So he says, we’re trying Cleveland. To this day I don’t know what Cleveland clubs turned the Minutemen down. It was 1984. So a month later they call me back.
And the owner of Mother’s Junction was so cool to say yes. I did it there rather than the usual punk venue of JB’s down for reasons. And the great guy at Mother’s Junction proved why. All the door money was correct and handed to the Minutemen. No funny backroom shit. I wish I remember his name. So Kent Ohio got over an hour and a half of the Minutemen.
Many of my friends were there. I was in a short lived band that opened up. I remember them non-stop going though all Double Nickels and more. Not one note wrong. The soundman did them perfect too. A small room with no bullshit. Everyone was agog. It was amazing. I’ve never seen a band in a room that small sound so new, fresh, perfect. Nor so exuberant.
Afterwards they stayed up most of the night talking with us. I gave Mike Watt my copy of the 2nd Richard Hell album. Didn’t really like it, and he said it was out of print at the time. Boom sold some wood toms to Hurley.
And D. Boon was for once even back then what I expected. A well read leftist. A humanist, that believed in all his lyrics. He even chastised Mike Watt for believing that the democrat party could be ‘reformed’ somehow. No doubt. That was 25 years ago. Uh huh.
Who knows if he would’ve turned into a meandering liberal with fame. He would have become famous. At least as in the ‘indie annoying’ way of say those bourgeois Sonic Youth people. But I doubt he would have turned into a democratic party liberal. There was a deep Zinn like faith in him then. And in the lyrics. He was straight out of the social movements are anatagonistic and demanding to the liberals, not their door mats, type of ideology. An anarchist socialist without calling himself that as far as I know. Like the world bottom up movements of today. Is D. Boon’s ghost picking and strumming over Chiapas now? If you believe in ghosts, I don’t, though still, please go look and tell me if you see it.
When he died, when I was in San Francisco, a roommate wanted to do a D. Boon memory party right away. I was enraged. I think I may have attacked him. I dunno. But I did succeed in my dictate that no Minutemen would be played for a long time in the house. I don’t think I played them that much even when my band Forethought with Chris and Hillary was obviously some type of Minutemen rip off, only not so obvious because my voice. We did like Firehose.
I couldn’t stand to hear his voice for years. I was too sad.
All I wanted to remember was that show and that night in Kent Ohio. I still think of him so often when I try to write a song. Never as good, but I attempt to be as inspired. Punk Rock saved my life, indeed. D. Boon was a reference point to pivot my life upon.

> DATA SEGMENT:
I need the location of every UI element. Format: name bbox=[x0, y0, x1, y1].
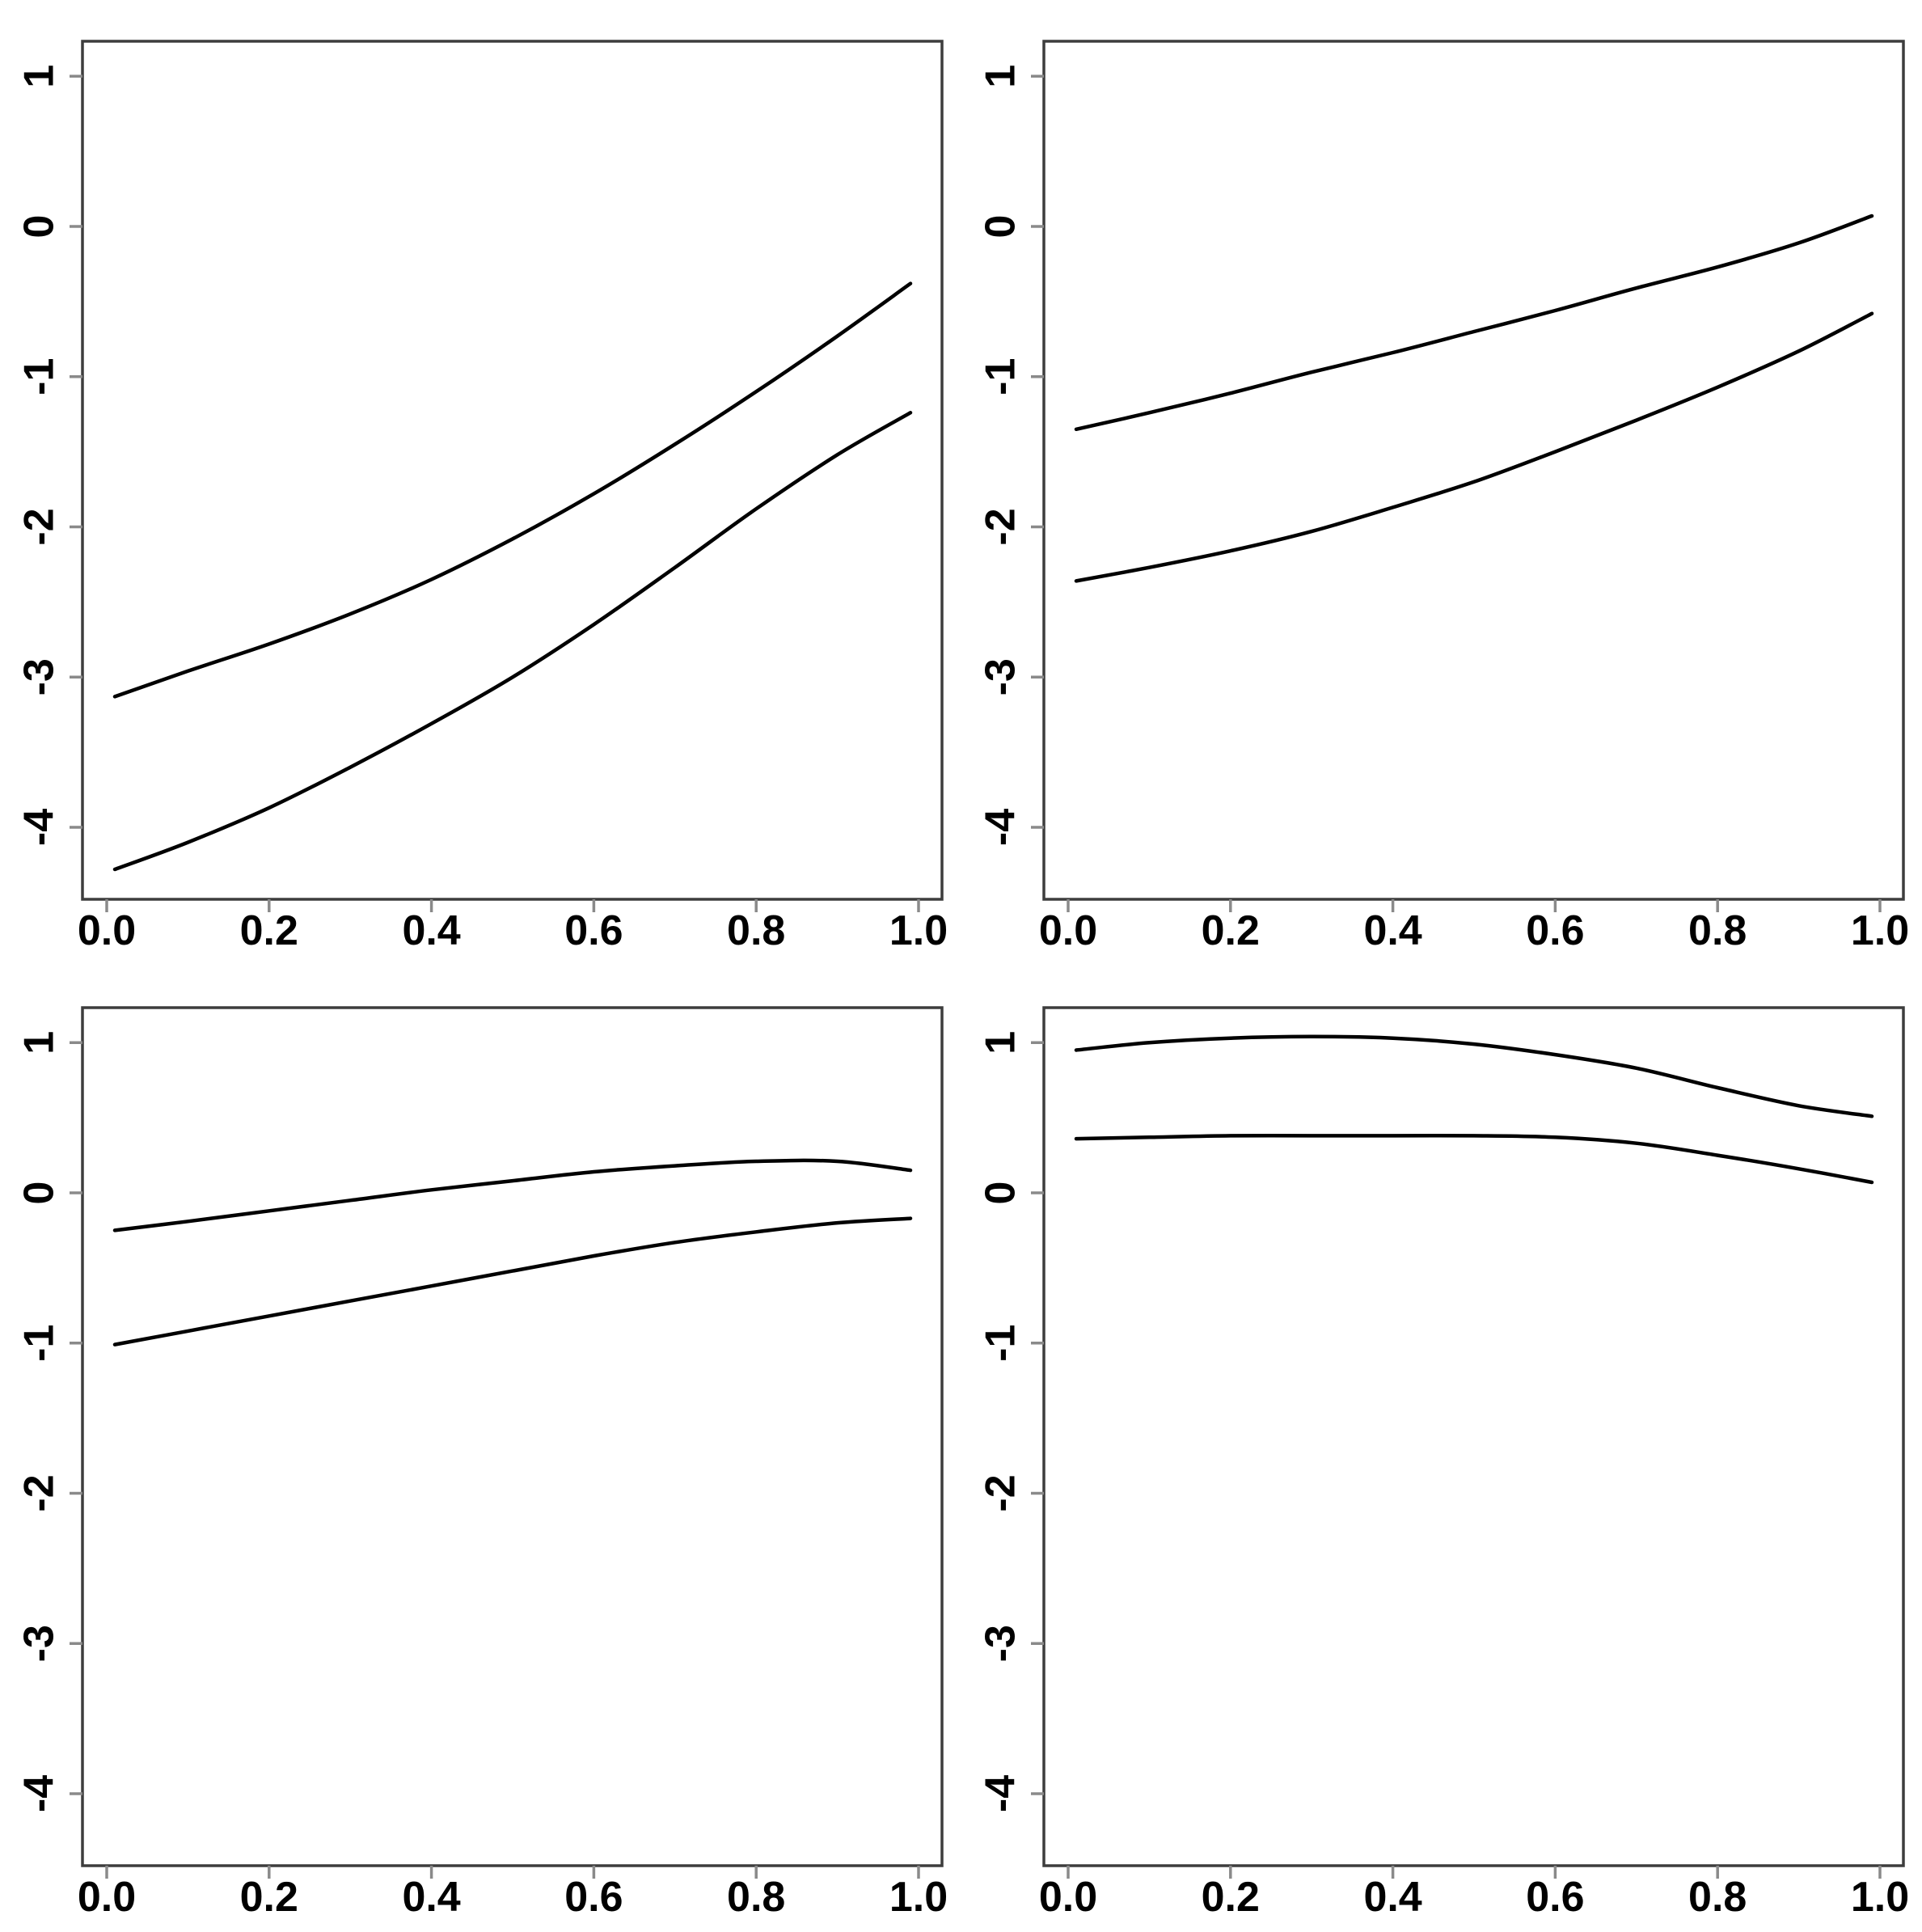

> TASK DESCRIPTION:
Translate this sentence from the Minutemen recollection into Spanish: "All the door money was correct and handed to the Minutemen." The lines are separate material and have no connection to the Minutemen recollection.

> TASK SOLUTION:
Todo el dinero de la entrada estaba correcto y se entregó a los Minutemen.